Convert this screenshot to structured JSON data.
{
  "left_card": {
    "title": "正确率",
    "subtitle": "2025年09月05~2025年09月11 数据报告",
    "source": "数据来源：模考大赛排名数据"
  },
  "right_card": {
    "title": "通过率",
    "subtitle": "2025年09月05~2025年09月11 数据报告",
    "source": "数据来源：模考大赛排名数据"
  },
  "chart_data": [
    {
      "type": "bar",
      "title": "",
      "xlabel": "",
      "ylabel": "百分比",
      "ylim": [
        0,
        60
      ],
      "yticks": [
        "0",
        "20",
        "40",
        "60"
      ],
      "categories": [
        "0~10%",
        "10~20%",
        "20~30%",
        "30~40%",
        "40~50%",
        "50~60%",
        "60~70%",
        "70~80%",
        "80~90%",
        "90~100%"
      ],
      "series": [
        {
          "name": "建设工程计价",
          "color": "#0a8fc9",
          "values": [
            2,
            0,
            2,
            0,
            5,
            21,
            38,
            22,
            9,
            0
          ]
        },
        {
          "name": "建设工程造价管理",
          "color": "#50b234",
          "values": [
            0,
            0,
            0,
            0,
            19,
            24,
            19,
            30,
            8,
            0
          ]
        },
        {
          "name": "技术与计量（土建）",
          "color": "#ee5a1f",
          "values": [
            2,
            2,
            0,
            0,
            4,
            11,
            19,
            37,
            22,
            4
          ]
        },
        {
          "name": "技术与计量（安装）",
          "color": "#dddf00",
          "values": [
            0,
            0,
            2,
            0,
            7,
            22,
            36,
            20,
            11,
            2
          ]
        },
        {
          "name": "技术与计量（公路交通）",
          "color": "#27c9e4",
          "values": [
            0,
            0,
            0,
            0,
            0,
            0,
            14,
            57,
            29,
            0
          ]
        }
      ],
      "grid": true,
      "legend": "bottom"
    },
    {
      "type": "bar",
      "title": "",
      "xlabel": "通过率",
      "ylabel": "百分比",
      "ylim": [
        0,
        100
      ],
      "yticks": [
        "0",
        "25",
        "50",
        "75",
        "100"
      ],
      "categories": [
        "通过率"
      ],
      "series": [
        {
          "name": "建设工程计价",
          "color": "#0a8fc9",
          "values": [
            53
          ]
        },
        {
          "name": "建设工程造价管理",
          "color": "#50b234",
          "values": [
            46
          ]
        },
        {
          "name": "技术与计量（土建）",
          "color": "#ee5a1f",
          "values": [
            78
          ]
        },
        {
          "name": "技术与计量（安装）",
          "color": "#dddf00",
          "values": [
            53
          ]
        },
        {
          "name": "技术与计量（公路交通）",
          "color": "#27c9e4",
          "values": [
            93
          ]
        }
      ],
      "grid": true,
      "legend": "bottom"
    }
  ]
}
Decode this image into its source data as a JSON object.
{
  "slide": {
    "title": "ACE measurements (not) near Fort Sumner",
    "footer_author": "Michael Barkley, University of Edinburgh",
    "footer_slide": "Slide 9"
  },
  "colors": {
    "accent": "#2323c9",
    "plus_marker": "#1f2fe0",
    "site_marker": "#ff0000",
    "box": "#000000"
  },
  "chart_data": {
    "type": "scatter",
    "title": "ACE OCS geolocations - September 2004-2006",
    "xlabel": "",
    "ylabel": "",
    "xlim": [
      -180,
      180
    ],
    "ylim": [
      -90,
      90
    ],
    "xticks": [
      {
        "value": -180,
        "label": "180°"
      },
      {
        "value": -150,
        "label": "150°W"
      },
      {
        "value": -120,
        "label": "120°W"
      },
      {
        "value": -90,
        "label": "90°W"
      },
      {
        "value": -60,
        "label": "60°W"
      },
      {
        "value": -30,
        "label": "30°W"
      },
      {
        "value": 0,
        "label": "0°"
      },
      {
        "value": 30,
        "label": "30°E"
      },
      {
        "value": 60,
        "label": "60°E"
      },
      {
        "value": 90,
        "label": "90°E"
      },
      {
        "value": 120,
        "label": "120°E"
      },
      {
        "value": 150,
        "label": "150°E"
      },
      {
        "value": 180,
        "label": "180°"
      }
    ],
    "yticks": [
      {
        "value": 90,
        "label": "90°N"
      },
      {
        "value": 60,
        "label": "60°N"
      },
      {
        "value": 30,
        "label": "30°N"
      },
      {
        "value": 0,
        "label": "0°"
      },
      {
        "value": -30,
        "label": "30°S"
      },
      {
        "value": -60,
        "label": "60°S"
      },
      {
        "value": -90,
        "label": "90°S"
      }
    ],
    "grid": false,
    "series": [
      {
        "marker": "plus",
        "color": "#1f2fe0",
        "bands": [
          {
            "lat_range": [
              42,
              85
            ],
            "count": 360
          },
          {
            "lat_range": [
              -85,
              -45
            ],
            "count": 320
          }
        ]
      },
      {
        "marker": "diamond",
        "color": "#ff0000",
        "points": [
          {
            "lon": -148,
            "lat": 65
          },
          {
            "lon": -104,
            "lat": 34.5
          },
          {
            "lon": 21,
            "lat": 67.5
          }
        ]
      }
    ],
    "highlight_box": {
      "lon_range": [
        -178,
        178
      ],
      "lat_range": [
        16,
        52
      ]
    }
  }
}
========================
**PROBLEM STATEMENT**
Copy out every entry again, exactly as it was given.

**RESULT**
Convert this screenshot to structured JSON data.
{
  "left_card": {
    "title": "正确率",
    "subtitle": "2025年09月05~2025年09月11 数据报告",
    "source": "数据来源：模考大赛排名数据"
  },
  "right_card": {
    "title": "通过率",
    "subtitle": "2025年09月05~2025年09月11 数据报告",
    "source": "数据来源：模考大赛排名数据"
  },
  "chart_data": [
    {
      "type": "bar",
      "title": "",
      "xlabel": "",
      "ylabel": "百分比",
      "ylim": [
        0,
        60
      ],
      "yticks": [
        "0",
        "20",
        "40",
        "60"
      ],
      "categories": [
        "0~10%",
        "10~20%",
        "20~30%",
        "30~40%",
        "40~50%",
        "50~60%",
        "60~70%",
        "70~80%",
        "80~90%",
        "90~100%"
      ],
      "series": [
        {
          "name": "建设工程计价",
          "color": "#0a8fc9",
          "values": [
            2,
            0,
            2,
            0,
            5,
            21,
            38,
            22,
            9,
            0
          ]
        },
        {
          "name": "建设工程造价管理",
          "color": "#50b234",
          "values": [
            0,
            0,
            0,
            0,
            19,
            24,
            19,
            30,
            8,
            0
          ]
        },
        {
          "name": "技术与计量（土建）",
          "color": "#ee5a1f",
          "values": [
            2,
            2,
            0,
            0,
            4,
            11,
            19,
            37,
            22,
            4
          ]
        },
        {
          "name": "技术与计量（安装）",
          "color": "#dddf00",
          "values": [
            0,
            0,
            2,
            0,
            7,
            22,
            36,
            20,
            11,
            2
          ]
        },
        {
          "name": "技术与计量（公路交通）",
          "color": "#27c9e4",
          "values": [
            0,
            0,
            0,
            0,
            0,
            0,
            14,
            57,
            29,
            0
          ]
        }
      ],
      "grid": true,
      "legend": "bottom"
    },
    {
      "type": "bar",
      "title": "",
      "xlabel": "通过率",
      "ylabel": "百分比",
      "ylim": [
        0,
        100
      ],
      "yticks": [
        "0",
        "25",
        "50",
        "75",
        "100"
      ],
      "categories": [
        "通过率"
      ],
      "series": [
        {
          "name": "建设工程计价",
          "color": "#0a8fc9",
          "values": [
            53
          ]
        },
        {
          "name": "建设工程造价管理",
          "color": "#50b234",
          "values": [
            46
          ]
        },
        {
          "name": "技术与计量（土建）",
          "color": "#ee5a1f",
          "values": [
            78
          ]
        },
        {
          "name": "技术与计量（安装）",
          "color": "#dddf00",
          "values": [
            53
          ]
        },
        {
          "name": "技术与计量（公路交通）",
          "color": "#27c9e4",
          "values": [
            93
          ]
        }
      ],
      "grid": true,
      "legend": "bottom"
    }
  ]
}
Decode this image into its source data as a JSON object.
{
  "slide": {
    "title": "ACE measurements (not) near Fort Sumner",
    "footer_author": "Michael Barkley, University of Edinburgh",
    "footer_slide": "Slide 9"
  },
  "colors": {
    "accent": "#2323c9",
    "plus_marker": "#1f2fe0",
    "site_marker": "#ff0000",
    "box": "#000000"
  },
  "chart_data": {
    "type": "scatter",
    "title": "ACE OCS geolocations - September 2004-2006",
    "xlabel": "",
    "ylabel": "",
    "xlim": [
      -180,
      180
    ],
    "ylim": [
      -90,
      90
    ],
    "xticks": [
      {
        "value": -180,
        "label": "180°"
      },
      {
        "value": -150,
        "label": "150°W"
      },
      {
        "value": -120,
        "label": "120°W"
      },
      {
        "value": -90,
        "label": "90°W"
      },
      {
        "value": -60,
        "label": "60°W"
      },
      {
        "value": -30,
        "label": "30°W"
      },
      {
        "value": 0,
        "label": "0°"
      },
      {
        "value": 30,
        "label": "30°E"
      },
      {
        "value": 60,
        "label": "60°E"
      },
      {
        "value": 90,
        "label": "90°E"
      },
      {
        "value": 120,
        "label": "120°E"
      },
      {
        "value": 150,
        "label": "150°E"
      },
      {
        "value": 180,
        "label": "180°"
      }
    ],
    "yticks": [
      {
        "value": 90,
        "label": "90°N"
      },
      {
        "value": 60,
        "label": "60°N"
      },
      {
        "value": 30,
        "label": "30°N"
      },
      {
        "value": 0,
        "label": "0°"
      },
      {
        "value": -30,
        "label": "30°S"
      },
      {
        "value": -60,
        "label": "60°S"
      },
      {
        "value": -90,
        "label": "90°S"
      }
    ],
    "grid": false,
    "series": [
      {
        "marker": "plus",
        "color": "#1f2fe0",
        "bands": [
          {
            "lat_range": [
              42,
              85
            ],
            "count": 360
          },
          {
            "lat_range": [
              -85,
              -45
            ],
            "count": 320
          }
        ]
      },
      {
        "marker": "diamond",
        "color": "#ff0000",
        "points": [
          {
            "lon": -148,
            "lat": 65
          },
          {
            "lon": -104,
            "lat": 34.5
          },
          {
            "lon": 21,
            "lat": 67.5
          }
        ]
      }
    ],
    "highlight_box": {
      "lon_range": [
        -178,
        178
      ],
      "lat_range": [
        16,
        52
      ]
    }
  }
}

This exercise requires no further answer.